___ Records for processing

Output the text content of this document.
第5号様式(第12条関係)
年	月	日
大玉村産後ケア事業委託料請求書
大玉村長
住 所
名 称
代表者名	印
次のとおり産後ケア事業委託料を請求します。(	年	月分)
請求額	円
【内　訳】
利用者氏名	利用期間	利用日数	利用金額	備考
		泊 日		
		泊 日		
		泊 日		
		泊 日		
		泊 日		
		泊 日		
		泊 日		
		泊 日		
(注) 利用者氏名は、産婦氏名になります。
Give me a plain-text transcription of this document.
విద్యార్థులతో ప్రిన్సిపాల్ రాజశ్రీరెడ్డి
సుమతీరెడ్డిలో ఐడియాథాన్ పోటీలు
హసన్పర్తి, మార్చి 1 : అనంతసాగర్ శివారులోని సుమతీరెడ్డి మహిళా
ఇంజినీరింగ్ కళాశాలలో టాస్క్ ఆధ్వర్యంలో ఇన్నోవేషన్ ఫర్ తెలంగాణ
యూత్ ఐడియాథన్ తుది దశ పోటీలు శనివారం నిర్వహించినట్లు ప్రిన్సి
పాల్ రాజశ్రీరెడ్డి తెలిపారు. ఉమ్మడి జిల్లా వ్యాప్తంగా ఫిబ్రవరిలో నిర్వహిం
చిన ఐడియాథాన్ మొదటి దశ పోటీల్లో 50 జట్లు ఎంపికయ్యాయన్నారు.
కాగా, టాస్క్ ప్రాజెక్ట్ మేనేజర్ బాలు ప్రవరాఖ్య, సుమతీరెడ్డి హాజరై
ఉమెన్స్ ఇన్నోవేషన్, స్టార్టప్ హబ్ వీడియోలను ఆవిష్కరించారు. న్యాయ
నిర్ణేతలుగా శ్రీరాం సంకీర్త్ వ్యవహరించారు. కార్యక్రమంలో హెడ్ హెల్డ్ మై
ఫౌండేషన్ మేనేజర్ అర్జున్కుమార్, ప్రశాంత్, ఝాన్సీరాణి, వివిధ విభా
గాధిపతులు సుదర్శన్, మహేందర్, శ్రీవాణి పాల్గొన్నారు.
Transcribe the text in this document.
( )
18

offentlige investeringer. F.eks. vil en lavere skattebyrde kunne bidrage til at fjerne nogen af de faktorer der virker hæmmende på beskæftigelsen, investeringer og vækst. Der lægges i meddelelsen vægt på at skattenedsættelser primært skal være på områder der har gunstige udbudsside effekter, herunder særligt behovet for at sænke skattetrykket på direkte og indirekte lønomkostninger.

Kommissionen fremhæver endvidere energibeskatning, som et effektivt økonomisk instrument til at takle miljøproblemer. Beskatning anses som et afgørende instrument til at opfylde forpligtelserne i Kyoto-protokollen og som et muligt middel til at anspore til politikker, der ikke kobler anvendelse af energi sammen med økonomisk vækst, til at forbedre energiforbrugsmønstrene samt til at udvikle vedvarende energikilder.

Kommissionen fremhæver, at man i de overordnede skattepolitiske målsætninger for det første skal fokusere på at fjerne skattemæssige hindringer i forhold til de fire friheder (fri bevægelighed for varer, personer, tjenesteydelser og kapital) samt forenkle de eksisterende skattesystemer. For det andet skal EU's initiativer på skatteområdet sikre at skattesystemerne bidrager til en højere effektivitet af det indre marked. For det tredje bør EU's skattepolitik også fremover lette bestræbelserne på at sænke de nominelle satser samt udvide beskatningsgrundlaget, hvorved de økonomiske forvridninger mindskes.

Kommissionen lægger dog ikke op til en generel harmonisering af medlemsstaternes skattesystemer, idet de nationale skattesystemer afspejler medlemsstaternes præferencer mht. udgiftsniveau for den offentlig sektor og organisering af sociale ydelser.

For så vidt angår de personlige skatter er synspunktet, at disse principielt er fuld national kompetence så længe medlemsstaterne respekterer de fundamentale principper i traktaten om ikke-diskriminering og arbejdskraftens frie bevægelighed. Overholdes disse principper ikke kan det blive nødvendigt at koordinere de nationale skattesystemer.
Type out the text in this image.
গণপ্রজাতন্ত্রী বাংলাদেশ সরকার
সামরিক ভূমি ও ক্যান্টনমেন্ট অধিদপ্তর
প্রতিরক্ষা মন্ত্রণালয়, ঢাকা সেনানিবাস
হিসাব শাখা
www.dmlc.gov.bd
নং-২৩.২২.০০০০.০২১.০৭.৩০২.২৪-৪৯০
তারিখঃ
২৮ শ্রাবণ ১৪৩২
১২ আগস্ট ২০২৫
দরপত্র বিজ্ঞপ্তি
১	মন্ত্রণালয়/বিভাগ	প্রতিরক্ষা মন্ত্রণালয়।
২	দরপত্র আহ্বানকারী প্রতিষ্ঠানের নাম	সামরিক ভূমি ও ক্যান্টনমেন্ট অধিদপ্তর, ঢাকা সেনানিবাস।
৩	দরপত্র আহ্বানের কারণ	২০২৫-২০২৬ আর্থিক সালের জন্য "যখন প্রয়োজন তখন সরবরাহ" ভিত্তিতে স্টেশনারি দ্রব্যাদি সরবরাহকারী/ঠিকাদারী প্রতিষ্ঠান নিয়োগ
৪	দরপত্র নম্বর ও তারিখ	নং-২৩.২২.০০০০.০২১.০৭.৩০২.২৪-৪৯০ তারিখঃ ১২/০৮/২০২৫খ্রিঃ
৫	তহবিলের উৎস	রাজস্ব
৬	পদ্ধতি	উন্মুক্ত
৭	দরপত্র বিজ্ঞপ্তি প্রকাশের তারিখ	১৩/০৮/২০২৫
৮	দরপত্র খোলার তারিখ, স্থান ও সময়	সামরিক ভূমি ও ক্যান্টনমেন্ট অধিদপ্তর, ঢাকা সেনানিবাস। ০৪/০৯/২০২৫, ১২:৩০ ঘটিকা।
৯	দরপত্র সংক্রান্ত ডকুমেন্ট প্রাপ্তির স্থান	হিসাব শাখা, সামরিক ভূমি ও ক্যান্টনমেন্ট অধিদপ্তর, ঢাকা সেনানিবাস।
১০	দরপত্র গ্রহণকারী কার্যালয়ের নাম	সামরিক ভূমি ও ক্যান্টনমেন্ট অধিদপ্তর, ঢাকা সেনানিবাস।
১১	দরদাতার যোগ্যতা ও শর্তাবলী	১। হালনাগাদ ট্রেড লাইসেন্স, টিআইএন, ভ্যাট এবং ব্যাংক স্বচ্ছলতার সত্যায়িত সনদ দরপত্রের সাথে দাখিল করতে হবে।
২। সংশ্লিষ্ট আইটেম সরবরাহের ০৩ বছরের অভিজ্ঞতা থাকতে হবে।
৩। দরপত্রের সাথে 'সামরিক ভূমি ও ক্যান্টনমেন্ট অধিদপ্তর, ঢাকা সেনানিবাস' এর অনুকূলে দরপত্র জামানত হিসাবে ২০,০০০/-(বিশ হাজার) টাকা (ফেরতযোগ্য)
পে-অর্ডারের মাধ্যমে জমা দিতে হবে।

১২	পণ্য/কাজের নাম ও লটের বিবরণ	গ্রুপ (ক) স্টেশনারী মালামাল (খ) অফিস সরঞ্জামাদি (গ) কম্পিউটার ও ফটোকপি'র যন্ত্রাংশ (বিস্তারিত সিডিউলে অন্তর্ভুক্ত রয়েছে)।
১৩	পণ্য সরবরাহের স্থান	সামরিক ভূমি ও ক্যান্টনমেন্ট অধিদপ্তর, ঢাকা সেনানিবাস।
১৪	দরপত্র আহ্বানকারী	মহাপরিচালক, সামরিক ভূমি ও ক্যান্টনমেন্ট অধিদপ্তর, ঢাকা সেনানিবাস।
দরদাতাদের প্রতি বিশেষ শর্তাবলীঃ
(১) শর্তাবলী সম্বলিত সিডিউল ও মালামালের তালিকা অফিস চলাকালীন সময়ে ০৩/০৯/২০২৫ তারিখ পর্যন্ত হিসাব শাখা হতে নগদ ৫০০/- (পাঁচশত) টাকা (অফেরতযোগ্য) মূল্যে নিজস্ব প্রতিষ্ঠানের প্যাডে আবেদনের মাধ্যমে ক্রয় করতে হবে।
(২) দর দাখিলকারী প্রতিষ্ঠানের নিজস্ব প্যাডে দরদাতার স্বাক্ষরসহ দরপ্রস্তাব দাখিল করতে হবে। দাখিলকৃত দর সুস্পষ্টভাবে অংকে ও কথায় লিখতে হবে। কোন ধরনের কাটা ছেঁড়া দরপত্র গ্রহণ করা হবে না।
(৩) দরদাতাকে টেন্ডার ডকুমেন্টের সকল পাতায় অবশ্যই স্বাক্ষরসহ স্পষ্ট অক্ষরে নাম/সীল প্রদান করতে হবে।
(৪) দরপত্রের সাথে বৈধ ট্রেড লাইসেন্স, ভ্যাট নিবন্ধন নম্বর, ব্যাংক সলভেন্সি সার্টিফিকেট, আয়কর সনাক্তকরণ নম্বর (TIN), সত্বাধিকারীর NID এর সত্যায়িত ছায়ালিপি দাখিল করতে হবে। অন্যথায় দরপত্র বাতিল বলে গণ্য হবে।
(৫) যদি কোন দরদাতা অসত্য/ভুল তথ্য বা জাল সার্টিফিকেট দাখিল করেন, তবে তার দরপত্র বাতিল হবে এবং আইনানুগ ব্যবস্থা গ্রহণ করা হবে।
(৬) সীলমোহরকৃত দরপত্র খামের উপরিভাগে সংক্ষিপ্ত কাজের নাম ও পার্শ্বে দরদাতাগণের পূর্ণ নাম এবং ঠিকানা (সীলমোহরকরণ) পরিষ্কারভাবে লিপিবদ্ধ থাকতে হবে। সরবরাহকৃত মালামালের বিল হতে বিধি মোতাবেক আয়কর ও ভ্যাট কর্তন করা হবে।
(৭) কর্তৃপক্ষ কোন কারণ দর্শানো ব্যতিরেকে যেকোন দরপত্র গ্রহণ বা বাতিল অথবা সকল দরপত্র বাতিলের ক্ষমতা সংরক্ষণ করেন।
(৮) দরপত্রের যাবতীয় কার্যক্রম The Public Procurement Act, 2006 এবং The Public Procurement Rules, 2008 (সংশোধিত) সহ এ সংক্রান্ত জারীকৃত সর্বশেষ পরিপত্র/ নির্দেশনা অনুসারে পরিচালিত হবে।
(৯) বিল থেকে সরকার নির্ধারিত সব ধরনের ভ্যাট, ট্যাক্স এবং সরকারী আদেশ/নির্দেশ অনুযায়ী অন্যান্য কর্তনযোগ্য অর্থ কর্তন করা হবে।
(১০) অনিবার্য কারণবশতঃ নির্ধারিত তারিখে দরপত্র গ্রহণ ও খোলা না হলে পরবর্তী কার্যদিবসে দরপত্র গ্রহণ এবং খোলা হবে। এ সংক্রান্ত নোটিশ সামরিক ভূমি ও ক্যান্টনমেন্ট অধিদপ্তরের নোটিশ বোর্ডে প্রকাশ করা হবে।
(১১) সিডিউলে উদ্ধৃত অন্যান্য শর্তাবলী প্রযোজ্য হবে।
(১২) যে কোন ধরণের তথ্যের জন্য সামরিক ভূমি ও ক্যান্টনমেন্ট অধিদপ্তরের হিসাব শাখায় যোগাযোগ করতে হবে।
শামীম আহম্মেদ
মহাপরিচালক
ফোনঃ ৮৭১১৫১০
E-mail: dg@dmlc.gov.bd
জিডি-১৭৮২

______

§ Task instructions
From the records, copy every line that has the string "ষরসহ" in it.

§ Correct answer
(২) দর দাখিলকারী প্রতিষ্ঠানের নিজস্ব প্যাডে দরদাতার স্বাক্ষরসহ দরপ্রস্তাব দাখিল করতে হবে। দাখিলকৃত দর সুস্পষ্টভাবে অংকে ও কথায় লিখতে হবে। কোন ধরনের কাটা ছেঁড়া দরপত্র গ্রহণ করা হবে না।
(৩) দরদাতাকে টেন্ডার ডকুমেন্টের সকল পাতায় অবশ্যই স্বাক্ষরসহ স্পষ্ট অক্ষরে নাম/সীল প্রদান করতে হবে।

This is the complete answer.